-- Start of Input records --

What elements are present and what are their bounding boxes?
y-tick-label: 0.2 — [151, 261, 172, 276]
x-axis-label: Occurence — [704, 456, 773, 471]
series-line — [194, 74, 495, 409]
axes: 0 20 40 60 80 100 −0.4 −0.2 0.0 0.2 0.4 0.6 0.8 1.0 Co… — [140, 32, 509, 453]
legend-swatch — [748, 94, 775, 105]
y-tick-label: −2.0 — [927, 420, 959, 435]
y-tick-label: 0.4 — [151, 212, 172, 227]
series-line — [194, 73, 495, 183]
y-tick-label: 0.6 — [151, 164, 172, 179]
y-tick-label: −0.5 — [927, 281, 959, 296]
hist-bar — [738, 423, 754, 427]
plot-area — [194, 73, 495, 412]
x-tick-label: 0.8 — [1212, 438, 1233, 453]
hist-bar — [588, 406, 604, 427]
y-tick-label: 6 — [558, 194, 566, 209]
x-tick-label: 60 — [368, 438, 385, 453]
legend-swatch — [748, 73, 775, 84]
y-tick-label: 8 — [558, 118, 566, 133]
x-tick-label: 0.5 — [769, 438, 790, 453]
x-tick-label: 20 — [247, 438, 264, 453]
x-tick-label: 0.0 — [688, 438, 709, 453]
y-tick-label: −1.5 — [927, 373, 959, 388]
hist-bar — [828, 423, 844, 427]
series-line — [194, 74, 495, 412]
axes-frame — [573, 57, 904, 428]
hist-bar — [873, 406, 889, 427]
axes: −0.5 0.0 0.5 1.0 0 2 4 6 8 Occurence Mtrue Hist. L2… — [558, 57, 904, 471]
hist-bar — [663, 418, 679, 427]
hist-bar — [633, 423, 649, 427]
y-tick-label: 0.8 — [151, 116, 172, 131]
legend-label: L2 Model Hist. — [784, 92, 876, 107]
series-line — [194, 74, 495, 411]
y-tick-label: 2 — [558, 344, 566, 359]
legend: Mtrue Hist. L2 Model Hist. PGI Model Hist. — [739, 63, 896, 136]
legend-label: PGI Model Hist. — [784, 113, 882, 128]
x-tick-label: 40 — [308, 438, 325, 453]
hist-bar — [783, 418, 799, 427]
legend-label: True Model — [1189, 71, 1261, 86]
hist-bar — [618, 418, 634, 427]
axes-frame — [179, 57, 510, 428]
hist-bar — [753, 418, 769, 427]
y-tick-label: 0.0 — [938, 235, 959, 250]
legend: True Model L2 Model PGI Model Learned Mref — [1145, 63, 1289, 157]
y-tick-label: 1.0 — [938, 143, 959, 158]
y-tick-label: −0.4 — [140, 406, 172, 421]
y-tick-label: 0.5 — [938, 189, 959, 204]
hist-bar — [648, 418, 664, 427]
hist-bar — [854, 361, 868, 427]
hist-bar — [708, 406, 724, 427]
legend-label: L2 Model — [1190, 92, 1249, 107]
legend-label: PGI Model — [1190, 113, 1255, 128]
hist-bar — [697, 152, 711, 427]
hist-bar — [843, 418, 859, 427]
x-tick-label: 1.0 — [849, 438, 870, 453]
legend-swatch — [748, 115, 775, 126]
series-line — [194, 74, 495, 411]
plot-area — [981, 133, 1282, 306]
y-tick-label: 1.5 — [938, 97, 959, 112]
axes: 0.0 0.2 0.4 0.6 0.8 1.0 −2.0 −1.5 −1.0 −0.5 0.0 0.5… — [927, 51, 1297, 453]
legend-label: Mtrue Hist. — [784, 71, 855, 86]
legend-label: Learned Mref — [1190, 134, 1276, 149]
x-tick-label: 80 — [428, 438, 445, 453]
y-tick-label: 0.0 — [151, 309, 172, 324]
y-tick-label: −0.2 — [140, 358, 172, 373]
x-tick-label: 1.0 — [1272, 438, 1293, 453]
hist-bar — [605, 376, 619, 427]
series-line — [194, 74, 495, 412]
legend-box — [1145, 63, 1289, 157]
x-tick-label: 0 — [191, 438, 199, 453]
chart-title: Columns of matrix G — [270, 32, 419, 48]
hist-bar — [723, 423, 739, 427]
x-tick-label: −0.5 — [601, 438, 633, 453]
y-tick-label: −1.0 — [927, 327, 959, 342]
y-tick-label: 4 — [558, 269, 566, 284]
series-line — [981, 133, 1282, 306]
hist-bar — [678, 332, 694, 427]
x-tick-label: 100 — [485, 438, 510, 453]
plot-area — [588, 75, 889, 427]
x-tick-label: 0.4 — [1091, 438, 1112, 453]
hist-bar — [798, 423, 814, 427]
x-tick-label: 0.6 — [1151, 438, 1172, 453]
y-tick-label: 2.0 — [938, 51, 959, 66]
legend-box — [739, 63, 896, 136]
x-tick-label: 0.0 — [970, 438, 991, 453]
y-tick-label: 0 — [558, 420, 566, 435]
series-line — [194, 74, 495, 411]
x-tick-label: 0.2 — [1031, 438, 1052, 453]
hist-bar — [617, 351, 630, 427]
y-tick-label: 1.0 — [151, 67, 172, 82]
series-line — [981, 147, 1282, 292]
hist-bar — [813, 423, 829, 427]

-- End of Input records --

Brief - Quote the records from their first line through the line that contains "y-tick-label: −2.0 — [927, 420, 959, 435]", including that line.

Solved exercise -
What elements are present and what are their bounding boxes?
y-tick-label: 0.2 — [151, 261, 172, 276]
x-axis-label: Occurence — [704, 456, 773, 471]
series-line — [194, 74, 495, 409]
axes: 0 20 40 60 80 100 −0.4 −0.2 0.0 0.2 0.4 0.6 0.8 1.0 Co… — [140, 32, 509, 453]
legend-swatch — [748, 94, 775, 105]
y-tick-label: −2.0 — [927, 420, 959, 435]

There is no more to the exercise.